**Your task:** Everything in the listing should be restated word for word.

**Data extract:**
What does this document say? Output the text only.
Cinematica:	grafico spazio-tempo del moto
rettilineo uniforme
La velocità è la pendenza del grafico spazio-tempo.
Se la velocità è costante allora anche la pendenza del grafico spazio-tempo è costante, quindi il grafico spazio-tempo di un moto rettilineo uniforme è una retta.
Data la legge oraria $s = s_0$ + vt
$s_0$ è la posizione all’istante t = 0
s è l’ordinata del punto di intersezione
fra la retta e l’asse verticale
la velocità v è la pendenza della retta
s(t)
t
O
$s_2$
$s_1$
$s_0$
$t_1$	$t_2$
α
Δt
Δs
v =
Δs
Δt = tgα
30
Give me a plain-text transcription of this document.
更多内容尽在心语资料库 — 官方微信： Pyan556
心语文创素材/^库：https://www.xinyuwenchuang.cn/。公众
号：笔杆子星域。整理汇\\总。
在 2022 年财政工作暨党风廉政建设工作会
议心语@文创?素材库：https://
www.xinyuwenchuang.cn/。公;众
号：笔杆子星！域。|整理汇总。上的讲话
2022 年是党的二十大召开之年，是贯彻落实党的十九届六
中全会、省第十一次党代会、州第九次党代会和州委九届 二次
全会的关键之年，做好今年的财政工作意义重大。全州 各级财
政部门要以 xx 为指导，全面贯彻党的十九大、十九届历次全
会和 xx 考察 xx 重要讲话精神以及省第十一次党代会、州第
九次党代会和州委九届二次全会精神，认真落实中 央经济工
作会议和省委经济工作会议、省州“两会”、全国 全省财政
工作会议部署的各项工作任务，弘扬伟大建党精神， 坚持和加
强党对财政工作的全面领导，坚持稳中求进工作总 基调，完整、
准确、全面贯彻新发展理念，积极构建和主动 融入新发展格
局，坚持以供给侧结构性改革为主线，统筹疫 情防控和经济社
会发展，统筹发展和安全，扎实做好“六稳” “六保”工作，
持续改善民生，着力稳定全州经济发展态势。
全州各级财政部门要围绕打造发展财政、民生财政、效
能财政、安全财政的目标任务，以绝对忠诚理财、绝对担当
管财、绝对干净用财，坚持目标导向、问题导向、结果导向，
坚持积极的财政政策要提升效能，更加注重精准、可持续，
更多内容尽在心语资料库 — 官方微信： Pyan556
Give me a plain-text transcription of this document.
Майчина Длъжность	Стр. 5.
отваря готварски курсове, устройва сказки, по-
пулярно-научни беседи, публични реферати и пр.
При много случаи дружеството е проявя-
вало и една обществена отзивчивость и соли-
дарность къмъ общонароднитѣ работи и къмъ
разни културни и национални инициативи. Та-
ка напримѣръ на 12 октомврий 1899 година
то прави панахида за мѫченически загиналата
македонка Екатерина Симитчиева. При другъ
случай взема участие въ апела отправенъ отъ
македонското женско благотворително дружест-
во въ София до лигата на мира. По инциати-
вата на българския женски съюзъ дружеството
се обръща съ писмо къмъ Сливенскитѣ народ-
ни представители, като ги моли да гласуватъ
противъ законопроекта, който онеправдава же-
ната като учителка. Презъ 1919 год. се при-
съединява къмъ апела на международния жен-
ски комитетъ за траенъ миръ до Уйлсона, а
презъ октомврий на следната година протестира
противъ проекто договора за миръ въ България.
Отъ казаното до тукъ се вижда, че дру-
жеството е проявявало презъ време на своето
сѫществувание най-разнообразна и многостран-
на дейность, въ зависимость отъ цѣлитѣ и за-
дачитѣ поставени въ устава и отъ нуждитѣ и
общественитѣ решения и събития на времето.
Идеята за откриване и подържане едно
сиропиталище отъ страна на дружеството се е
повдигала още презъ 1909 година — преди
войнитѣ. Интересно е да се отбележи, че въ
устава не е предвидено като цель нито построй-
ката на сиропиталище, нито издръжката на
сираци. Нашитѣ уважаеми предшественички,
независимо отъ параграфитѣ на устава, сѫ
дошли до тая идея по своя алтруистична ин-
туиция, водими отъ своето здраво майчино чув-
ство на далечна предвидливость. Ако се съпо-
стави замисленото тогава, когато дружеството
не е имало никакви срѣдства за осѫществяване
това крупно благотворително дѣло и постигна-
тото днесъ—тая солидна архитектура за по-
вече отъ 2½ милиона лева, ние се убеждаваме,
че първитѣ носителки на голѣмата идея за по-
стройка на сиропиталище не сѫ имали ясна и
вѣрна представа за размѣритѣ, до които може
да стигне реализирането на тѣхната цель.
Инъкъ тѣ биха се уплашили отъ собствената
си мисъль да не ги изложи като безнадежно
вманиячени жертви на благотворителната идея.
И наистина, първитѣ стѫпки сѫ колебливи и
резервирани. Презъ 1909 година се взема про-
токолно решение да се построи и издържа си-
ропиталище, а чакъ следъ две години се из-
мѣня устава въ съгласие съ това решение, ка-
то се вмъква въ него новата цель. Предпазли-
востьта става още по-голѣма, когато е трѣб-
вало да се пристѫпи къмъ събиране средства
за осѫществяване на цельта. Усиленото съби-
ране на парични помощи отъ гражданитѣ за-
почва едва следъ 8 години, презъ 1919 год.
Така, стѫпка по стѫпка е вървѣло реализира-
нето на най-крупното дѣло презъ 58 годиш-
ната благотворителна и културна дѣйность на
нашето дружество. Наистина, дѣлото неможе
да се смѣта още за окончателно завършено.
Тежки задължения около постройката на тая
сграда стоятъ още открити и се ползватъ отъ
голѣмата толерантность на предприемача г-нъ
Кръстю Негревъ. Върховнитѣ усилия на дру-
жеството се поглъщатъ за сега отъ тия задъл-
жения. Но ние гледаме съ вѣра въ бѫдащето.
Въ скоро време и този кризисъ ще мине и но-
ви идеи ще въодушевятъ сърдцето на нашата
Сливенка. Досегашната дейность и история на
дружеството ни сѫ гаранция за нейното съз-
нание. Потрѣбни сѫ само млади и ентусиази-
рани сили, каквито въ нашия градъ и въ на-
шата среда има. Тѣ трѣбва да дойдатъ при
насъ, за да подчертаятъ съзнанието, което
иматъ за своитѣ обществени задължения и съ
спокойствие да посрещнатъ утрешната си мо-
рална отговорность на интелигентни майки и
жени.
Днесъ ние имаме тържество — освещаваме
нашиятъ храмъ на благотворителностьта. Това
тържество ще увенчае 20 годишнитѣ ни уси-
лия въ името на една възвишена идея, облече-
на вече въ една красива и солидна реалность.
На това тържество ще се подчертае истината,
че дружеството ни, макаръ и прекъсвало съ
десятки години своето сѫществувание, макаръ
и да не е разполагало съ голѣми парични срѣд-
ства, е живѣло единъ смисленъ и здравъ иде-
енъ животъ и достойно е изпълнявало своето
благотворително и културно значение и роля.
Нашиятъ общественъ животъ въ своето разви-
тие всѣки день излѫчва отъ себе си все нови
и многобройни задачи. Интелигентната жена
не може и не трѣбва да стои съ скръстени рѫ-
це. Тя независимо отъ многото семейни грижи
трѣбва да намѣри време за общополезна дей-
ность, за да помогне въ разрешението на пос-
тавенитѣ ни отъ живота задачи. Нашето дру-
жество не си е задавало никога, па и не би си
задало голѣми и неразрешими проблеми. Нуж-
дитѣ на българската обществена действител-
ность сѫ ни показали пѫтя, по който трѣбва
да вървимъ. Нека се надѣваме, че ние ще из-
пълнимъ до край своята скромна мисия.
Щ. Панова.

**Output for this exercise:**
What does this document say? Output the text only.
Cinematica:	grafico spazio-tempo del moto
rettilineo uniforme
La velocità è la pendenza del grafico spazio-tempo.
Se la velocità è costante allora anche la pendenza del grafico spazio-tempo è costante, quindi il grafico spazio-tempo di un moto rettilineo uniforme è una retta.
Data la legge oraria $s = s_0$ + vt
$s_0$ è la posizione all’istante t = 0
s è l’ordinata del punto di intersezione
fra la retta e l’asse verticale
la velocità v è la pendenza della retta
s(t)
t
O
$s_2$
$s_1$
$s_0$
$t_1$	$t_2$
α
Δt
Δs
v =
Δs
Δt = tgα
30
Give me a plain-text transcription of this document.
更多内容尽在心语资料库 — 官方微信： Pyan556
心语文创素材/^库：https://www.xinyuwenchuang.cn/。公众
号：笔杆子星域。整理汇\\总。
在 2022 年财政工作暨党风廉政建设工作会
议心语@文创?素材库：https://
www.xinyuwenchuang.cn/。公;众
号：笔杆子星！域。|整理汇总。上的讲话
2022 年是党的二十大召开之年，是贯彻落实党的十九届六
中全会、省第十一次党代会、州第九次党代会和州委九届 二次
全会的关键之年，做好今年的财政工作意义重大。全州 各级财
政部门要以 xx 为指导，全面贯彻党的十九大、十九届历次全
会和 xx 考察 xx 重要讲话精神以及省第十一次党代会、州第
九次党代会和州委九届二次全会精神，认真落实中 央经济工
作会议和省委经济工作会议、省州“两会”、全国 全省财政
工作会议部署的各项工作任务，弘扬伟大建党精神， 坚持和加
强党对财政工作的全面领导，坚持稳中求进工作总 基调，完整、
准确、全面贯彻新发展理念，积极构建和主动 融入新发展格
局，坚持以供给侧结构性改革为主线，统筹疫 情防控和经济社
会发展，统筹发展和安全，扎实做好“六稳” “六保”工作，
持续改善民生，着力稳定全州经济发展态势。
全州各级财政部门要围绕打造发展财政、民生财政、效
能财政、安全财政的目标任务，以绝对忠诚理财、绝对担当
管财、绝对干净用财，坚持目标导向、问题导向、结果导向，
坚持积极的财政政策要提升效能，更加注重精准、可持续，
更多内容尽在心语资料库 — 官方微信： Pyan556
Give me a plain-text transcription of this document.
Майчина Длъжность	Стр. 5.
отваря готварски курсове, устройва сказки, по-
пулярно-научни беседи, публични реферати и пр.
При много случаи дружеството е проявя-
вало и една обществена отзивчивость и соли-
дарность къмъ общонароднитѣ работи и къмъ
разни културни и национални инициативи. Та-
ка напримѣръ на 12 октомврий 1899 година
то прави панахида за мѫченически загиналата
македонка Екатерина Симитчиева. При другъ
случай взема участие въ апела отправенъ отъ
македонското женско благотворително дружест-
во въ София до лигата на мира. По инциати-
вата на българския женски съюзъ дружеството
се обръща съ писмо къмъ Сливенскитѣ народ-
ни представители, като ги моли да гласуватъ
противъ законопроекта, който онеправдава же-
ната като учителка. Презъ 1919 год. се при-
съединява къмъ апела на международния жен-
ски комитетъ за траенъ миръ до Уйлсона, а
презъ октомврий на следната година протестира
противъ проекто договора за миръ въ България.
Отъ казаното до тукъ се вижда, че дру-
жеството е проявявало презъ време на своето
сѫществувание най-разнообразна и многостран-
на дейность, въ зависимость отъ цѣлитѣ и за-
дачитѣ поставени въ устава и отъ нуждитѣ и
общественитѣ решения и събития на времето.
Идеята за откриване и подържане едно
сиропиталище отъ страна на дружеството се е
повдигала още презъ 1909 година — преди
войнитѣ. Интересно е да се отбележи, че въ
устава не е предвидено като цель нито построй-
ката на сиропиталище, нито издръжката на
сираци. Нашитѣ уважаеми предшественички,
независимо отъ параграфитѣ на устава, сѫ
дошли до тая идея по своя алтруистична ин-
туиция, водими отъ своето здраво майчино чув-
ство на далечна предвидливость. Ако се съпо-
стави замисленото тогава, когато дружеството
не е имало никакви срѣдства за осѫществяване
това крупно благотворително дѣло и постигна-
тото днесъ—тая солидна архитектура за по-
вече отъ 2½ милиона лева, ние се убеждаваме,
че първитѣ носителки на голѣмата идея за по-
стройка на сиропиталище не сѫ имали ясна и
вѣрна представа за размѣритѣ, до които може
да стигне реализирането на тѣхната цель.
Инъкъ тѣ биха се уплашили отъ собствената
си мисъль да не ги изложи като безнадежно
вманиячени жертви на благотворителната идея.
И наистина, първитѣ стѫпки сѫ колебливи и
резервирани. Презъ 1909 година се взема про-
токолно решение да се построи и издържа си-
ропиталище, а чакъ следъ две години се из-
мѣня устава въ съгласие съ това решение, ка-
то се вмъква въ него новата цель. Предпазли-
востьта става още по-голѣма, когато е трѣб-
вало да се пристѫпи къмъ събиране средства
за осѫществяване на цельта. Усиленото съби-
ране на парични помощи отъ гражданитѣ за-
почва едва следъ 8 години, презъ 1919 год.
Така, стѫпка по стѫпка е вървѣло реализира-
нето на най-крупното дѣло презъ 58 годиш-
ната благотворителна и културна дѣйность на
нашето дружество. Наистина, дѣлото неможе
да се смѣта още за окончателно завършено.
Тежки задължения около постройката на тая
сграда стоятъ още открити и се ползватъ отъ
голѣмата толерантность на предприемача г-нъ
Кръстю Негревъ. Върховнитѣ усилия на дру-
жеството се поглъщатъ за сега отъ тия задъл-
жения. Но ние гледаме съ вѣра въ бѫдащето.
Въ скоро време и този кризисъ ще мине и но-
ви идеи ще въодушевятъ сърдцето на нашата
Сливенка. Досегашната дейность и история на
дружеството ни сѫ гаранция за нейното съз-
нание. Потрѣбни сѫ само млади и ентусиази-
рани сили, каквито въ нашия градъ и въ на-
шата среда има. Тѣ трѣбва да дойдатъ при
насъ, за да подчертаятъ съзнанието, което
иматъ за своитѣ обществени задължения и съ
спокойствие да посрещнатъ утрешната си мо-
рална отговорность на интелигентни майки и
жени.
Днесъ ние имаме тържество — освещаваме
нашиятъ храмъ на благотворителностьта. Това
тържество ще увенчае 20 годишнитѣ ни уси-
лия въ името на една възвишена идея, облече-
на вече въ една красива и солидна реалность.
На това тържество ще се подчертае истината,
че дружеството ни, макаръ и прекъсвало съ
десятки години своето сѫществувание, макаръ
и да не е разполагало съ голѣми парични срѣд-
ства, е живѣло единъ смисленъ и здравъ иде-
енъ животъ и достойно е изпълнявало своето
благотворително и културно значение и роля.
Нашиятъ общественъ животъ въ своето разви-
тие всѣки день излѫчва отъ себе си все нови
и многобройни задачи. Интелигентната жена
не може и не трѣбва да стои съ скръстени рѫ-
це. Тя независимо отъ многото семейни грижи
трѣбва да намѣри време за общополезна дей-
ность, за да помогне въ разрешението на пос-
тавенитѣ ни отъ живота задачи. Нашето дру-
жество не си е задавало никога, па и не би си
задало голѣми и неразрешими проблеми. Нуж-
дитѣ на българската обществена действител-
ность сѫ ни показали пѫтя, по който трѣбва
да вървимъ. Нека се надѣваме, че ние ще из-
пълнимъ до край своята скромна мисия.
Щ. Панова.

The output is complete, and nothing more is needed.